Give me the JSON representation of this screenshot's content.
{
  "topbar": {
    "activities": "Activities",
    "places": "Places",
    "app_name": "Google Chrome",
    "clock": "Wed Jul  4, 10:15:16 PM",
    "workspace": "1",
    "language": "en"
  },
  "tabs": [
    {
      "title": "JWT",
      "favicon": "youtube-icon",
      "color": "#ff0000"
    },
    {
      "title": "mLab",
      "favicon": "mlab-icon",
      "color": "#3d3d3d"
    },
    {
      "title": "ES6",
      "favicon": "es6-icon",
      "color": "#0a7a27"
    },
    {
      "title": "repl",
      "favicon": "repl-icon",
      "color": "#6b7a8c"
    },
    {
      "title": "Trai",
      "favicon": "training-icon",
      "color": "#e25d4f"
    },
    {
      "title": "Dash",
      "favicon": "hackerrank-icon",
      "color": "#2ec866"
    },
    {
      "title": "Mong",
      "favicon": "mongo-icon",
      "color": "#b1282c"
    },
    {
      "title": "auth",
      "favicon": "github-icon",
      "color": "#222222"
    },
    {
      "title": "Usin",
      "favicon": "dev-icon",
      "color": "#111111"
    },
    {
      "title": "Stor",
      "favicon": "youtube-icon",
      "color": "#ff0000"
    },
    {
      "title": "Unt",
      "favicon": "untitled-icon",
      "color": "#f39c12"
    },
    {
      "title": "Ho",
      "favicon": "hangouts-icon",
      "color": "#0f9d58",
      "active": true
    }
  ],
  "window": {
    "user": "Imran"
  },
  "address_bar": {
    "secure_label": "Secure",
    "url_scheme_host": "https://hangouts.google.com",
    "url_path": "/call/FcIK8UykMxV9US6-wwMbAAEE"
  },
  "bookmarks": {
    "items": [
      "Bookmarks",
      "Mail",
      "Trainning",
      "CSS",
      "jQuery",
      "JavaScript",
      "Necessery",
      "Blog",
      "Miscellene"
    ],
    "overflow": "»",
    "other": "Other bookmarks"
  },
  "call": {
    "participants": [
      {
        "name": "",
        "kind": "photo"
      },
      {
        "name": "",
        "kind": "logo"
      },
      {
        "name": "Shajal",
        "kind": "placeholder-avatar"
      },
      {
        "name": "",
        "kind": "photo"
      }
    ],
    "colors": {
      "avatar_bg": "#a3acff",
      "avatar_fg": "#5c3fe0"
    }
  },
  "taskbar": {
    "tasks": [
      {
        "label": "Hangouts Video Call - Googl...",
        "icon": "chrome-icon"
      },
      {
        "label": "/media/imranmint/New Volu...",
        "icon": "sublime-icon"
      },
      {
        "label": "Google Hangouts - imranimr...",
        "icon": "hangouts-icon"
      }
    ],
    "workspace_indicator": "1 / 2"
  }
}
☆ ☆ ☆
▸ Exercise directions
Retype all the material above precisely, with no line left out.

▸ Exercise answer
Give me the JSON representation of this screenshot's content.
{
  "topbar": {
    "activities": "Activities",
    "places": "Places",
    "app_name": "Google Chrome",
    "clock": "Wed Jul  4, 10:15:16 PM",
    "workspace": "1",
    "language": "en"
  },
  "tabs": [
    {
      "title": "JWT",
      "favicon": "youtube-icon",
      "color": "#ff0000"
    },
    {
      "title": "mLab",
      "favicon": "mlab-icon",
      "color": "#3d3d3d"
    },
    {
      "title": "ES6",
      "favicon": "es6-icon",
      "color": "#0a7a27"
    },
    {
      "title": "repl",
      "favicon": "repl-icon",
      "color": "#6b7a8c"
    },
    {
      "title": "Trai",
      "favicon": "training-icon",
      "color": "#e25d4f"
    },
    {
      "title": "Dash",
      "favicon": "hackerrank-icon",
      "color": "#2ec866"
    },
    {
      "title": "Mong",
      "favicon": "mongo-icon",
      "color": "#b1282c"
    },
    {
      "title": "auth",
      "favicon": "github-icon",
      "color": "#222222"
    },
    {
      "title": "Usin",
      "favicon": "dev-icon",
      "color": "#111111"
    },
    {
      "title": "Stor",
      "favicon": "youtube-icon",
      "color": "#ff0000"
    },
    {
      "title": "Unt",
      "favicon": "untitled-icon",
      "color": "#f39c12"
    },
    {
      "title": "Ho",
      "favicon": "hangouts-icon",
      "color": "#0f9d58",
      "active": true
    }
  ],
  "window": {
    "user": "Imran"
  },
  "address_bar": {
    "secure_label": "Secure",
    "url_scheme_host": "https://hangouts.google.com",
    "url_path": "/call/FcIK8UykMxV9US6-wwMbAAEE"
  },
  "bookmarks": {
    "items": [
      "Bookmarks",
      "Mail",
      "Trainning",
      "CSS",
      "jQuery",
      "JavaScript",
      "Necessery",
      "Blog",
      "Miscellene"
    ],
    "overflow": "»",
    "other": "Other bookmarks"
  },
  "call": {
    "participants": [
      {
        "name": "",
        "kind": "photo"
      },
      {
        "name": "",
        "kind": "logo"
      },
      {
        "name": "Shajal",
        "kind": "placeholder-avatar"
      },
      {
        "name": "",
        "kind": "photo"
      }
    ],
    "colors": {
      "avatar_bg": "#a3acff",
      "avatar_fg": "#5c3fe0"
    }
  },
  "taskbar": {
    "tasks": [
      {
        "label": "Hangouts Video Call - Googl...",
        "icon": "chrome-icon"
      },
      {
        "label": "/media/imranmint/New Volu...",
        "icon": "sublime-icon"
      },
      {
        "label": "Google Hangouts - imranimr...",
        "icon": "hangouts-icon"
      }
    ],
    "workspace_indicator": "1 / 2"
  }
}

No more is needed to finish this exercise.